┌──

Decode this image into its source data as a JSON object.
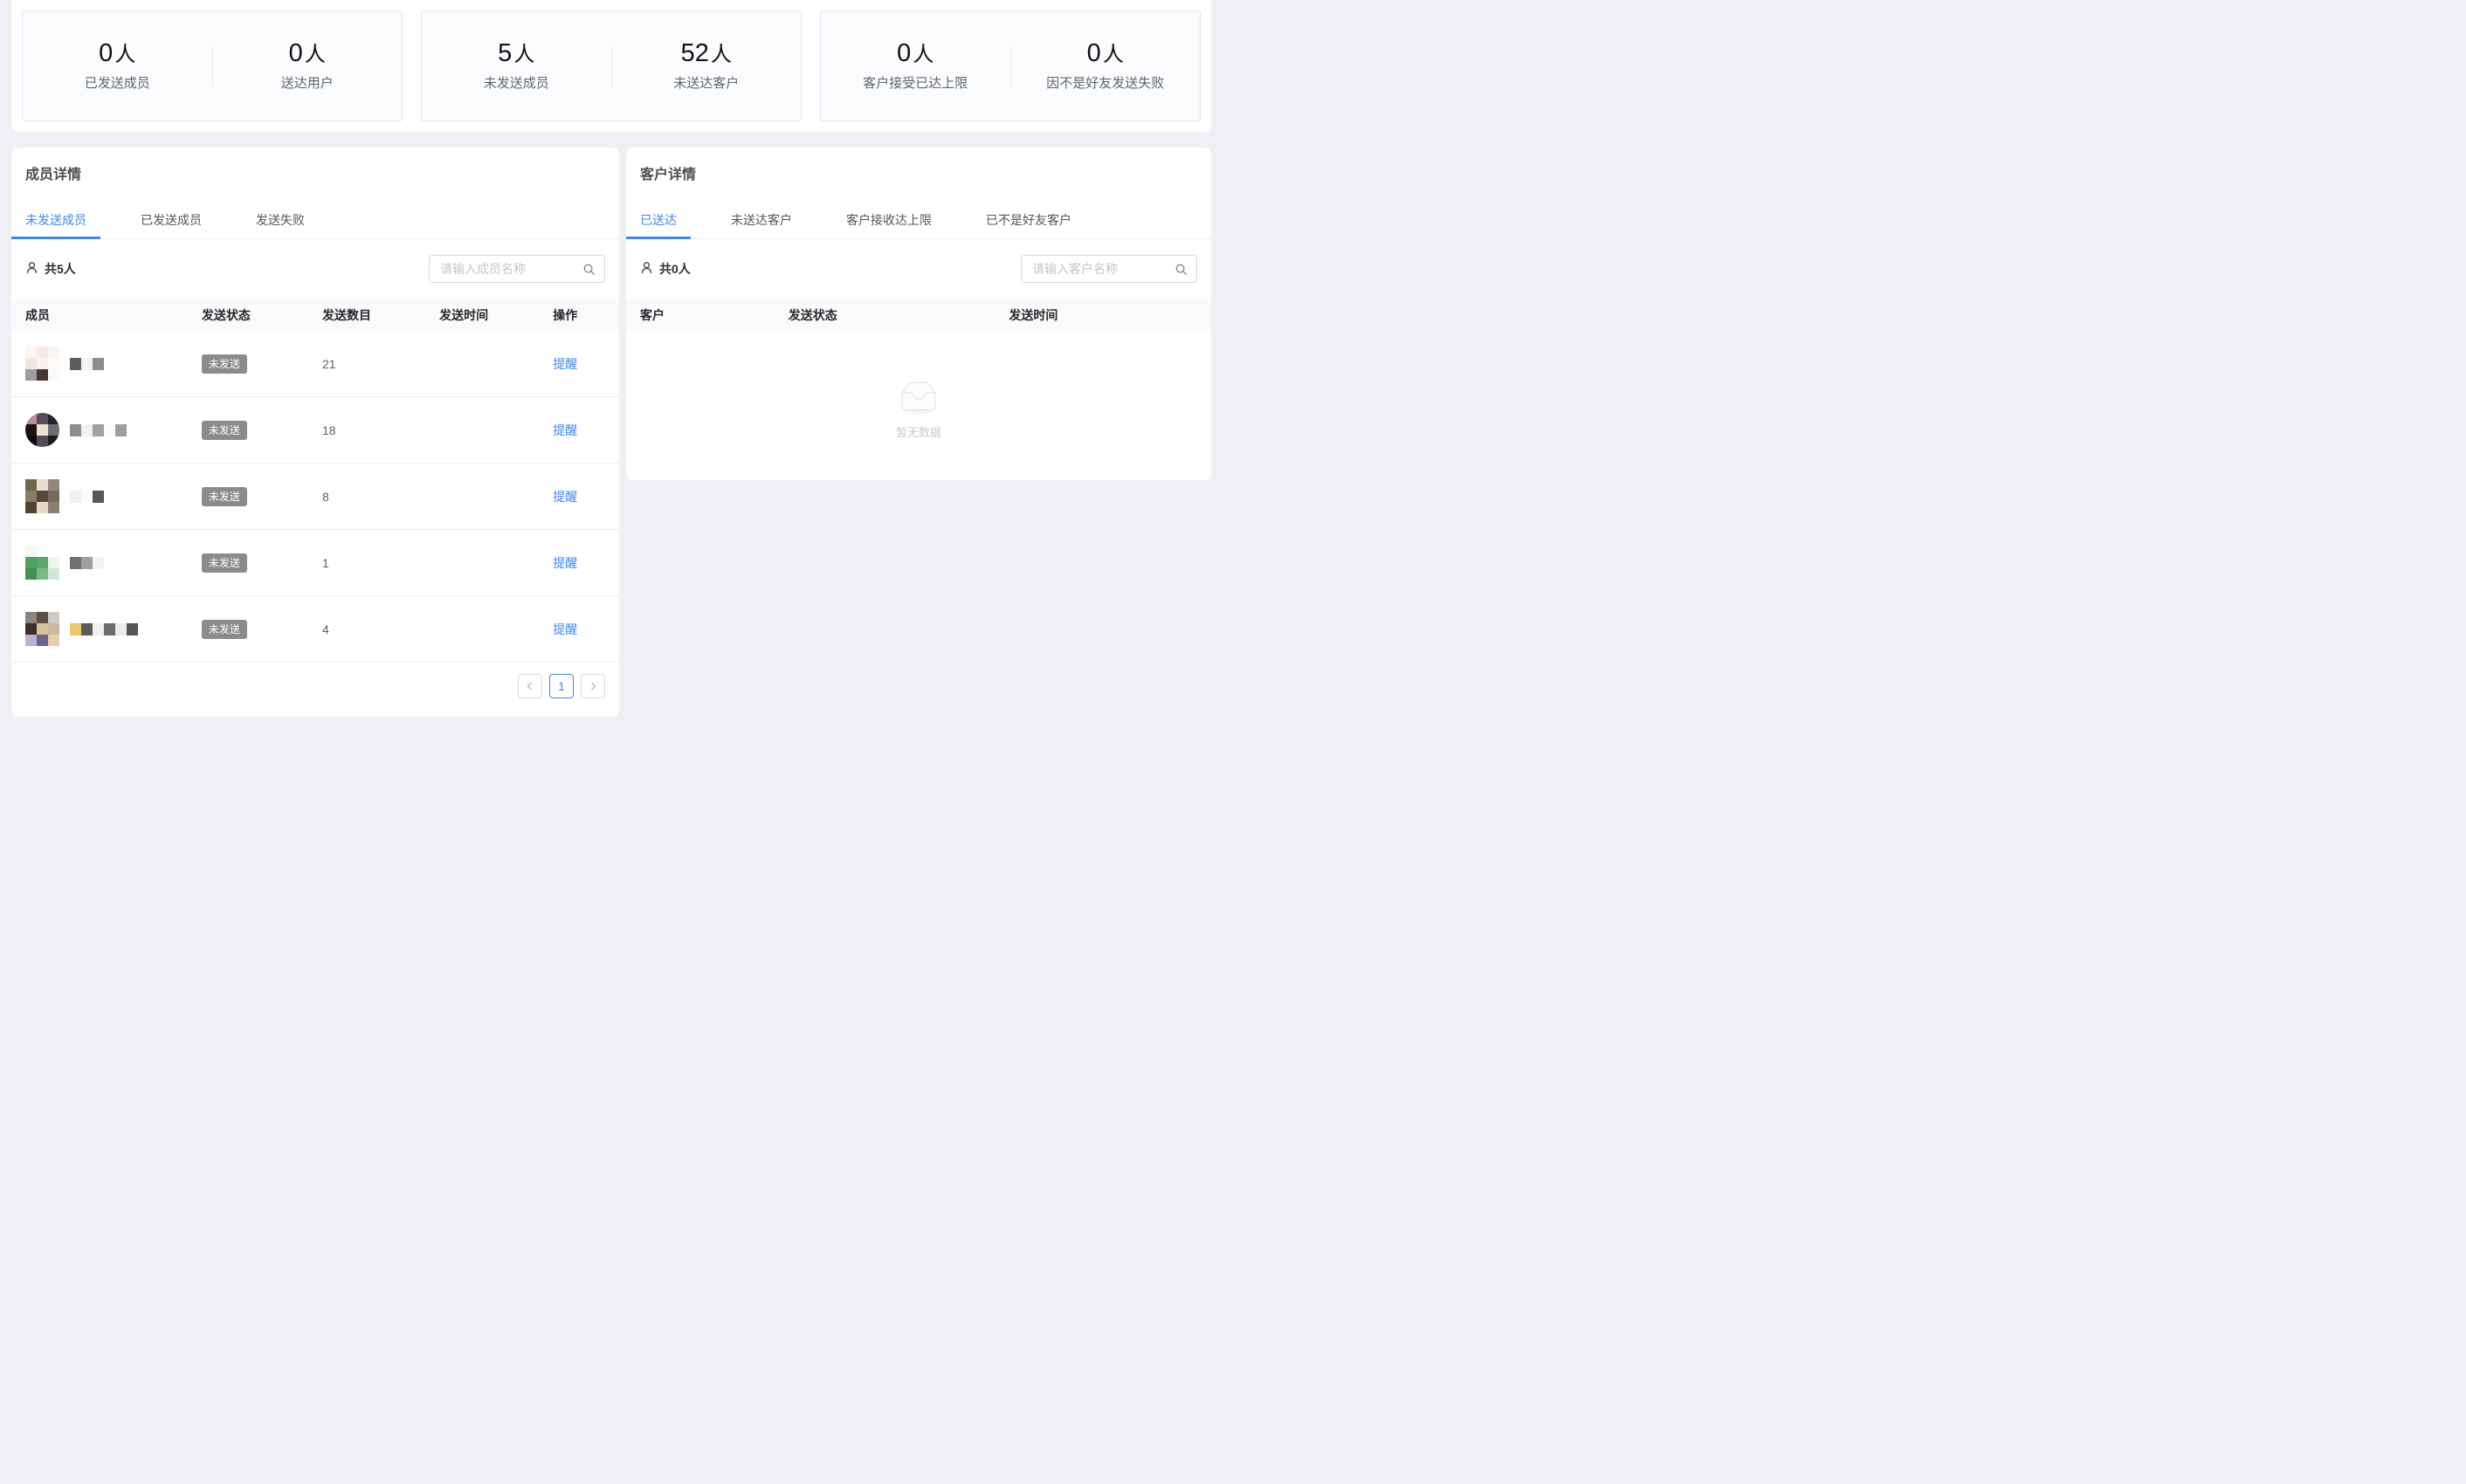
{
  "colors": {
    "accent_blue": "#3d87f5",
    "page_bg": "#eef0f3",
    "card_border": "#dde8f6",
    "card_bg": "#fbfcfe",
    "badge_bg": "#8b8b8b"
  },
  "icons": {
    "person": "person-icon",
    "search": "search-icon",
    "chevron_left": "chevron-left-icon",
    "chevron_right": "chevron-right-icon",
    "empty_box": "empty-box-icon"
  },
  "stats_cards": [
    {
      "items": [
        {
          "value": "0",
          "unit": "人",
          "label": "已发送成员"
        },
        {
          "value": "0",
          "unit": "人",
          "label": "送达用户"
        }
      ]
    },
    {
      "items": [
        {
          "value": "5",
          "unit": "人",
          "label": "未发送成员"
        },
        {
          "value": "52",
          "unit": "人",
          "label": "未送达客户"
        }
      ]
    },
    {
      "items": [
        {
          "value": "0",
          "unit": "人",
          "label": "客户接受已达上限"
        },
        {
          "value": "0",
          "unit": "人",
          "label": "因不是好友发送失败"
        }
      ]
    }
  ],
  "member_panel": {
    "title": "成员详情",
    "tabs": [
      {
        "label": "未发送成员",
        "active": true
      },
      {
        "label": "已发送成员",
        "active": false
      },
      {
        "label": "发送失败",
        "active": false
      }
    ],
    "count": "共5人",
    "search_placeholder": "请输入成员名称",
    "columns": [
      "成员",
      "发送状态",
      "发送数目",
      "发送时间",
      "操作"
    ],
    "rows": [
      {
        "status": "未发送",
        "count": "21",
        "time": "",
        "action": "提醒",
        "avatar": {
          "shape": "square",
          "cells": [
            "#fdf7f4",
            "#f8e9e5",
            "#fcf4f1",
            "#f4e4e1",
            "#fbf1ee",
            "#fefcfb",
            "#9c9c9c",
            "#45382f",
            "#fdf9f7"
          ]
        },
        "name_blocks": [
          "#5e5e5e",
          "#f3f3f3",
          "#8d8d8d"
        ]
      },
      {
        "status": "未发送",
        "count": "18",
        "time": "",
        "action": "提醒",
        "avatar": {
          "shape": "circle",
          "cells": [
            "#ba9093",
            "#564e5c",
            "#23242f",
            "#191513",
            "#ece2d0",
            "#6f6d73",
            "#0e0b0c",
            "#4f4f53",
            "#1c1b20"
          ]
        },
        "name_blocks": [
          "#8e8e90",
          "#f1f1f1",
          "#a2a2a2",
          "#fafafa",
          "#9e9e9e"
        ]
      },
      {
        "status": "未发送",
        "count": "8",
        "time": "",
        "action": "提醒",
        "avatar": {
          "shape": "square",
          "cells": [
            "#75654f",
            "#e8ddd0",
            "#91887a",
            "#8a7b66",
            "#55483a",
            "#756a5e",
            "#4f4336",
            "#e6dac6",
            "#8b8070"
          ]
        },
        "name_blocks": [
          "#f0f0f0",
          "#fbfbfb",
          "#575757"
        ]
      },
      {
        "status": "未发送",
        "count": "1",
        "time": "",
        "action": "提醒",
        "avatar": {
          "shape": "square",
          "cells": [
            "#f3f8f1",
            "#fcfefb",
            "#ffffff",
            "#4f9f5f",
            "#5aa869",
            "#eef5ec",
            "#419152",
            "#7ab987",
            "#d3e7d6"
          ]
        },
        "name_blocks": [
          "#707070",
          "#a0a0a0",
          "#f3f3f3"
        ]
      },
      {
        "status": "未发送",
        "count": "4",
        "time": "",
        "action": "提醒",
        "avatar": {
          "shape": "square",
          "cells": [
            "#8a8580",
            "#5e4f46",
            "#d0c9c3",
            "#3b2f29",
            "#d9c29a",
            "#cbb9a5",
            "#b9b3d1",
            "#6a638e",
            "#e4cfa9"
          ]
        },
        "name_blocks": [
          "#e9c969",
          "#5b5b5b",
          "#f0f0f0",
          "#6c6c6c",
          "#ececec",
          "#555555"
        ]
      }
    ],
    "pagination": {
      "current": "1"
    }
  },
  "customer_panel": {
    "title": "客户详情",
    "tabs": [
      {
        "label": "已送达",
        "active": true
      },
      {
        "label": "未送达客户",
        "active": false
      },
      {
        "label": "客户接收达上限",
        "active": false
      },
      {
        "label": "已不是好友客户",
        "active": false
      }
    ],
    "count": "共0人",
    "search_placeholder": "请输入客户名称",
    "columns": [
      "客户",
      "发送状态",
      "发送时间"
    ],
    "empty_text": "暂无数据"
  }
}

└──

| Request |
The pictures should not appear in the copy; every other part of the records above must be returned exactly.

| Solution to this task |
Decode this image into its source data as a JSON object.
{
  "colors": {
    "accent_blue": "#3d87f5",
    "page_bg": "#eef0f3",
    "card_border": "#dde8f6",
    "card_bg": "#fbfcfe",
    "badge_bg": "#8b8b8b"
  },
  "icons": {
    "person": "person-icon",
    "search": "search-icon",
    "chevron_left": "chevron-left-icon",
    "chevron_right": "chevron-right-icon",
    "empty_box": "empty-box-icon"
  },
  "stats_cards": [
    {
      "items": [
        {
          "value": "0",
          "unit": "人",
          "label": "已发送成员"
        },
        {
          "value": "0",
          "unit": "人",
          "label": "送达用户"
        }
      ]
    },
    {
      "items": [
        {
          "value": "5",
          "unit": "人",
          "label": "未发送成员"
        },
        {
          "value": "52",
          "unit": "人",
          "label": "未送达客户"
        }
      ]
    },
    {
      "items": [
        {
          "value": "0",
          "unit": "人",
          "label": "客户接受已达上限"
        },
        {
          "value": "0",
          "unit": "人",
          "label": "因不是好友发送失败"
        }
      ]
    }
  ],
  "member_panel": {
    "title": "成员详情",
    "tabs": [
      {
        "label": "未发送成员",
        "active": true
      },
      {
        "label": "已发送成员",
        "active": false
      },
      {
        "label": "发送失败",
        "active": false
      }
    ],
    "count": "共5人",
    "search_placeholder": "请输入成员名称",
    "columns": [
      "成员",
      "发送状态",
      "发送数目",
      "发送时间",
      "操作"
    ],
    "rows": [
      {
        "status": "未发送",
        "count": "21",
        "time": "",
        "action": "提醒",
        "avatar": {
          "shape": "square",
          "cells": [
            "#fdf7f4",
            "#f8e9e5",
            "#fcf4f1",
            "#f4e4e1",
            "#fbf1ee",
            "#fefcfb",
            "#9c9c9c",
            "#45382f",
            "#fdf9f7"
          ]
        },
        "name_blocks": [
          "#5e5e5e",
          "#f3f3f3",
          "#8d8d8d"
        ]
      },
      {
        "status": "未发送",
        "count": "18",
        "time": "",
        "action": "提醒",
        "avatar": {
          "shape": "circle",
          "cells": [
            "#ba9093",
            "#564e5c",
            "#23242f",
            "#191513",
            "#ece2d0",
            "#6f6d73",
            "#0e0b0c",
            "#4f4f53",
            "#1c1b20"
          ]
        },
        "name_blocks": [
          "#8e8e90",
          "#f1f1f1",
          "#a2a2a2",
          "#fafafa",
          "#9e9e9e"
        ]
      },
      {
        "status": "未发送",
        "count": "8",
        "time": "",
        "action": "提醒",
        "avatar": {
          "shape": "square",
          "cells": [
            "#75654f",
            "#e8ddd0",
            "#91887a",
            "#8a7b66",
            "#55483a",
            "#756a5e",
            "#4f4336",
            "#e6dac6",
            "#8b8070"
          ]
        },
        "name_blocks": [
          "#f0f0f0",
          "#fbfbfb",
          "#575757"
        ]
      },
      {
        "status": "未发送",
        "count": "1",
        "time": "",
        "action": "提醒",
        "avatar": {
          "shape": "square",
          "cells": [
            "#f3f8f1",
            "#fcfefb",
            "#ffffff",
            "#4f9f5f",
            "#5aa869",
            "#eef5ec",
            "#419152",
            "#7ab987",
            "#d3e7d6"
          ]
        },
        "name_blocks": [
          "#707070",
          "#a0a0a0",
          "#f3f3f3"
        ]
      },
      {
        "status": "未发送",
        "count": "4",
        "time": "",
        "action": "提醒",
        "avatar": {
          "shape": "square",
          "cells": [
            "#8a8580",
            "#5e4f46",
            "#d0c9c3",
            "#3b2f29",
            "#d9c29a",
            "#cbb9a5",
            "#b9b3d1",
            "#6a638e",
            "#e4cfa9"
          ]
        },
        "name_blocks": [
          "#e9c969",
          "#5b5b5b",
          "#f0f0f0",
          "#6c6c6c",
          "#ececec",
          "#555555"
        ]
      }
    ],
    "pagination": {
      "current": "1"
    }
  },
  "customer_panel": {
    "title": "客户详情",
    "tabs": [
      {
        "label": "已送达",
        "active": true
      },
      {
        "label": "未送达客户",
        "active": false
      },
      {
        "label": "客户接收达上限",
        "active": false
      },
      {
        "label": "已不是好友客户",
        "active": false
      }
    ],
    "count": "共0人",
    "search_placeholder": "请输入客户名称",
    "columns": [
      "客户",
      "发送状态",
      "发送时间"
    ],
    "empty_text": "暂无数据"
  }
}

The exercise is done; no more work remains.